- _DATA ROWS_:
____________

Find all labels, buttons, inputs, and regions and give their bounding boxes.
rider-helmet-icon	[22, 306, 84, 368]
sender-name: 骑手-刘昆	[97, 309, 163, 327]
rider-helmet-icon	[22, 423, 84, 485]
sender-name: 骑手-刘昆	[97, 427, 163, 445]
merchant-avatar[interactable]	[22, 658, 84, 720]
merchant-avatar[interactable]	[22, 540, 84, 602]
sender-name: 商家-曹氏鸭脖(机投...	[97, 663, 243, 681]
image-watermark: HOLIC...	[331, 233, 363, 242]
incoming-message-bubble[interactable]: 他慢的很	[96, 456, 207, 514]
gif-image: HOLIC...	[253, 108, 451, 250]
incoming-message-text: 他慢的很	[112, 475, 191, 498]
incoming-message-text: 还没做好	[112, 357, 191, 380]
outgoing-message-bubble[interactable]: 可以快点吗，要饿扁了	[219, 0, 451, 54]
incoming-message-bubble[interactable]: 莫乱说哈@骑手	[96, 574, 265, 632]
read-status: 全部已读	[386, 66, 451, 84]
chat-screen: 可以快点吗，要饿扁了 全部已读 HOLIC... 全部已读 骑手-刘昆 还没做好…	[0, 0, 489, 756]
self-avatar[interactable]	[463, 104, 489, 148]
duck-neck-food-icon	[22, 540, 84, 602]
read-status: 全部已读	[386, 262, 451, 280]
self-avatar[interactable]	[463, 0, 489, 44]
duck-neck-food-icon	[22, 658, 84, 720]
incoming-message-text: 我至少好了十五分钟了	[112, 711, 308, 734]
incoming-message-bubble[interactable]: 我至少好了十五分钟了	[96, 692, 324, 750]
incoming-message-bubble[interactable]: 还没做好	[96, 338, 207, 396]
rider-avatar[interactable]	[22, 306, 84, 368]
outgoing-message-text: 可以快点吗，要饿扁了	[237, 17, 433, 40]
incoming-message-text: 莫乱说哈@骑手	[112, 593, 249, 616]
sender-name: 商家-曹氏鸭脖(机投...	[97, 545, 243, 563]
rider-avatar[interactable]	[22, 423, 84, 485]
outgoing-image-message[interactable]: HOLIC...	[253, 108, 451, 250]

____________

Render the entries above, from the first line through the line containing "663, 243, 681]", as a numbered list, leaving out any blank lines.

1. Find all labels, buttons, inputs, and regions and give their bounding boxes.
2. rider-helmet-icon	[22, 306, 84, 368]
3. sender-name: 骑手-刘昆	[97, 309, 163, 327]
4. rider-helmet-icon	[22, 423, 84, 485]
5. sender-name: 骑手-刘昆	[97, 427, 163, 445]
6. merchant-avatar[interactable]	[22, 658, 84, 720]
7. merchant-avatar[interactable]	[22, 540, 84, 602]
8. sender-name: 商家-曹氏鸭脖(机投...	[97, 663, 243, 681]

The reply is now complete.